* [Given problem] Can you give all the records again without altering a single character?
··· Exercise inputs
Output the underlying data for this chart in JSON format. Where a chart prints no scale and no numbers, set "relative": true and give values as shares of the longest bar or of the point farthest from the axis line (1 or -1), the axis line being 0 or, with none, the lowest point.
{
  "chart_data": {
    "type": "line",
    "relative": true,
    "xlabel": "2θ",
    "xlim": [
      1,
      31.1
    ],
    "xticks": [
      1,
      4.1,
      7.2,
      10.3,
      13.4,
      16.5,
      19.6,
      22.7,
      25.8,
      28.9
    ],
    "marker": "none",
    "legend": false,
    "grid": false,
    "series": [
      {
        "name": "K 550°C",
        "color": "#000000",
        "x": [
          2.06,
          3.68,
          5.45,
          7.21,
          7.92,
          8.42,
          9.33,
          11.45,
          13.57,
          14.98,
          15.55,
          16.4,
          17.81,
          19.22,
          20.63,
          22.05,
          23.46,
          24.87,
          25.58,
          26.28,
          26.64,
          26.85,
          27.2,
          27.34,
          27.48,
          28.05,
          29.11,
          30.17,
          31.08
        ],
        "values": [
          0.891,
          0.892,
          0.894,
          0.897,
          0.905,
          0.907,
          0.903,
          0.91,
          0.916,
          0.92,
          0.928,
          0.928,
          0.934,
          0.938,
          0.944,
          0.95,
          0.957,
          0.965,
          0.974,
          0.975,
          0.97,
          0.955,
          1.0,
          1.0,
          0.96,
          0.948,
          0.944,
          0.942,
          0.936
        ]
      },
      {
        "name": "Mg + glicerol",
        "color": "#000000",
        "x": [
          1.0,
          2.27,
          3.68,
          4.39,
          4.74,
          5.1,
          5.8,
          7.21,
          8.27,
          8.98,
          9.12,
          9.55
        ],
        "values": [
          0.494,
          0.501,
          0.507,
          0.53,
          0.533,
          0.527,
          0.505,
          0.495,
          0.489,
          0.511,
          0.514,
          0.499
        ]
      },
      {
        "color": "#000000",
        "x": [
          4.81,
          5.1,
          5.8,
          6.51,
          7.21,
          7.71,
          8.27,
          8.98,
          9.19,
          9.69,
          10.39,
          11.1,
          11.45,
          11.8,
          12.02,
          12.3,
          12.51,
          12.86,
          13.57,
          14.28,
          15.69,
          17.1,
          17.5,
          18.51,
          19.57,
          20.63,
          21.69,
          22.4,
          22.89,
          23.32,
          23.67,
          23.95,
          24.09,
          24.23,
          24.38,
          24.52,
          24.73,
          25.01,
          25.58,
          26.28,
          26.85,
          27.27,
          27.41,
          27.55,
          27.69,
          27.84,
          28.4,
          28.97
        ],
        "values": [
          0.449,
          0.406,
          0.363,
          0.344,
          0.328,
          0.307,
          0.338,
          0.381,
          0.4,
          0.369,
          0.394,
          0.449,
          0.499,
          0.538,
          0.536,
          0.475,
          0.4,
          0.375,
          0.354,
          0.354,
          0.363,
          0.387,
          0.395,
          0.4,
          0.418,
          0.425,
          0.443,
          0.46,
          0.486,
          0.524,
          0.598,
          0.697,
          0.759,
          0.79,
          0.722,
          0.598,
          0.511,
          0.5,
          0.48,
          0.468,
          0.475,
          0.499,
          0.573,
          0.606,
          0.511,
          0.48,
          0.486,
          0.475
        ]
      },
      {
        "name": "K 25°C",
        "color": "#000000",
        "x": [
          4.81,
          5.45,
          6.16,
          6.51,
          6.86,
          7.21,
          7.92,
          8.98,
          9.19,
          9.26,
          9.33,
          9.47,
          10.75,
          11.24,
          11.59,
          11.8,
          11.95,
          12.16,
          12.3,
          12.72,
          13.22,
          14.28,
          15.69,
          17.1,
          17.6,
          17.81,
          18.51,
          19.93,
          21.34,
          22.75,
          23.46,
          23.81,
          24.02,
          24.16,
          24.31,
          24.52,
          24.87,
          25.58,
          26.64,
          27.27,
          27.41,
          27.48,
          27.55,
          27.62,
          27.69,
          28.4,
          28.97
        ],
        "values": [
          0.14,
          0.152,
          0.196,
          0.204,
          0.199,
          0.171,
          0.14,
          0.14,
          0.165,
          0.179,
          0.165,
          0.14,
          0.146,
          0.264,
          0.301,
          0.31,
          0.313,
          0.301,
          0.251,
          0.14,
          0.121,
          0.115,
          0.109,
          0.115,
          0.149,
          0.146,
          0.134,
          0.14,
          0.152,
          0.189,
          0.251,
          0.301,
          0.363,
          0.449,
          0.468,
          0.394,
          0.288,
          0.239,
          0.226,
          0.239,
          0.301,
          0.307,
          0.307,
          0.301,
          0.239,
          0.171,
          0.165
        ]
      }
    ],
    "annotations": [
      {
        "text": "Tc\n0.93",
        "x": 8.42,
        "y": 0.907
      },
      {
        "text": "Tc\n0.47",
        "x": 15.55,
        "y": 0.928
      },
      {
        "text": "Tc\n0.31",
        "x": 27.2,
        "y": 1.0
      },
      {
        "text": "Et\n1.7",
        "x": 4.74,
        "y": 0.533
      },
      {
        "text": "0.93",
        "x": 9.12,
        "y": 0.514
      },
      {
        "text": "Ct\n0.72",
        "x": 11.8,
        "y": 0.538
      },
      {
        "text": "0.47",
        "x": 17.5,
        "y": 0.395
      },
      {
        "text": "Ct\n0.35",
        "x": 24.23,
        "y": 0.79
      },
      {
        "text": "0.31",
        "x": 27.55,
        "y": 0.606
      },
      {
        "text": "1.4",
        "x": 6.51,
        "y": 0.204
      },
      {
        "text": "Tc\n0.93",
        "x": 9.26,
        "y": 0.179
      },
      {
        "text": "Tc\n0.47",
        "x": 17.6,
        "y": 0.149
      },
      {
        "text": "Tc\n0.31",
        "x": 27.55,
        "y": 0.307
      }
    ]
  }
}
······
* [Task output]
Output the underlying data for this chart in JSON format. Where a chart prints no scale and no numbers, set "relative": true and give values as shares of the longest bar or of the point farthest from the axis line (1 or -1), the axis line being 0 or, with none, the lowest point.
{
  "chart_data": {
    "type": "line",
    "relative": true,
    "xlabel": "2θ",
    "xlim": [
      1,
      31.1
    ],
    "xticks": [
      1,
      4.1,
      7.2,
      10.3,
      13.4,
      16.5,
      19.6,
      22.7,
      25.8,
      28.9
    ],
    "marker": "none",
    "legend": false,
    "grid": false,
    "series": [
      {
        "name": "K 550°C",
        "color": "#000000",
        "x": [
          2.06,
          3.68,
          5.45,
          7.21,
          7.92,
          8.42,
          9.33,
          11.45,
          13.57,
          14.98,
          15.55,
          16.4,
          17.81,
          19.22,
          20.63,
          22.05,
          23.46,
          24.87,
          25.58,
          26.28,
          26.64,
          26.85,
          27.2,
          27.34,
          27.48,
          28.05,
          29.11,
          30.17,
          31.08
        ],
        "values": [
          0.891,
          0.892,
          0.894,
          0.897,
          0.905,
          0.907,
          0.903,
          0.91,
          0.916,
          0.92,
          0.928,
          0.928,
          0.934,
          0.938,
          0.944,
          0.95,
          0.957,
          0.965,
          0.974,
          0.975,
          0.97,
          0.955,
          1.0,
          1.0,
          0.96,
          0.948,
          0.944,
          0.942,
          0.936
        ]
      },
      {
        "name": "Mg + glicerol",
        "color": "#000000",
        "x": [
          1.0,
          2.27,
          3.68,
          4.39,
          4.74,
          5.1,
          5.8,
          7.21,
          8.27,
          8.98,
          9.12,
          9.55
        ],
        "values": [
          0.494,
          0.501,
          0.507,
          0.53,
          0.533,
          0.527,
          0.505,
          0.495,
          0.489,
          0.511,
          0.514,
          0.499
        ]
      },
      {
        "color": "#000000",
        "x": [
          4.81,
          5.1,
          5.8,
          6.51,
          7.21,
          7.71,
          8.27,
          8.98,
          9.19,
          9.69,
          10.39,
          11.1,
          11.45,
          11.8,
          12.02,
          12.3,
          12.51,
          12.86,
          13.57,
          14.28,
          15.69,
          17.1,
          17.5,
          18.51,
          19.57,
          20.63,
          21.69,
          22.4,
          22.89,
          23.32,
          23.67,
          23.95,
          24.09,
          24.23,
          24.38,
          24.52,
          24.73,
          25.01,
          25.58,
          26.28,
          26.85,
          27.27,
          27.41,
          27.55,
          27.69,
          27.84,
          28.4,
          28.97
        ],
        "values": [
          0.449,
          0.406,
          0.363,
          0.344,
          0.328,
          0.307,
          0.338,
          0.381,
          0.4,
          0.369,
          0.394,
          0.449,
          0.499,
          0.538,
          0.536,
          0.475,
          0.4,
          0.375,
          0.354,
          0.354,
          0.363,
          0.387,
          0.395,
          0.4,
          0.418,
          0.425,
          0.443,
          0.46,
          0.486,
          0.524,
          0.598,
          0.697,
          0.759,
          0.79,
          0.722,
          0.598,
          0.511,
          0.5,
          0.48,
          0.468,
          0.475,
          0.499,
          0.573,
          0.606,
          0.511,
          0.48,
          0.486,
          0.475
        ]
      },
      {
        "name": "K 25°C",
        "color": "#000000",
        "x": [
          4.81,
          5.45,
          6.16,
          6.51,
          6.86,
          7.21,
          7.92,
          8.98,
          9.19,
          9.26,
          9.33,
          9.47,
          10.75,
          11.24,
          11.59,
          11.8,
          11.95,
          12.16,
          12.3,
          12.72,
          13.22,
          14.28,
          15.69,
          17.1,
          17.6,
          17.81,
          18.51,
          19.93,
          21.34,
          22.75,
          23.46,
          23.81,
          24.02,
          24.16,
          24.31,
          24.52,
          24.87,
          25.58,
          26.64,
          27.27,
          27.41,
          27.48,
          27.55,
          27.62,
          27.69,
          28.4,
          28.97
        ],
        "values": [
          0.14,
          0.152,
          0.196,
          0.204,
          0.199,
          0.171,
          0.14,
          0.14,
          0.165,
          0.179,
          0.165,
          0.14,
          0.146,
          0.264,
          0.301,
          0.31,
          0.313,
          0.301,
          0.251,
          0.14,
          0.121,
          0.115,
          0.109,
          0.115,
          0.149,
          0.146,
          0.134,
          0.14,
          0.152,
          0.189,
          0.251,
          0.301,
          0.363,
          0.449,
          0.468,
          0.394,
          0.288,
          0.239,
          0.226,
          0.239,
          0.301,
          0.307,
          0.307,
          0.301,
          0.239,
          0.171,
          0.165
        ]
      }
    ],
    "annotations": [
      {
        "text": "Tc\n0.93",
        "x": 8.42,
        "y": 0.907
      },
      {
        "text": "Tc\n0.47",
        "x": 15.55,
        "y": 0.928
      },
      {
        "text": "Tc\n0.31",
        "x": 27.2,
        "y": 1.0
      },
      {
        "text": "Et\n1.7",
        "x": 4.74,
        "y": 0.533
      },
      {
        "text": "0.93",
        "x": 9.12,
        "y": 0.514
      },
      {
        "text": "Ct\n0.72",
        "x": 11.8,
        "y": 0.538
      },
      {
        "text": "0.47",
        "x": 17.5,
        "y": 0.395
      },
      {
        "text": "Ct\n0.35",
        "x": 24.23,
        "y": 0.79
      },
      {
        "text": "0.31",
        "x": 27.55,
        "y": 0.606
      },
      {
        "text": "1.4",
        "x": 6.51,
        "y": 0.204
      },
      {
        "text": "Tc\n0.93",
        "x": 9.26,
        "y": 0.179
      },
      {
        "text": "Tc\n0.47",
        "x": 17.6,
        "y": 0.149
      },
      {
        "text": "Tc\n0.31",
        "x": 27.55,
        "y": 0.307
      }
    ]
  }
}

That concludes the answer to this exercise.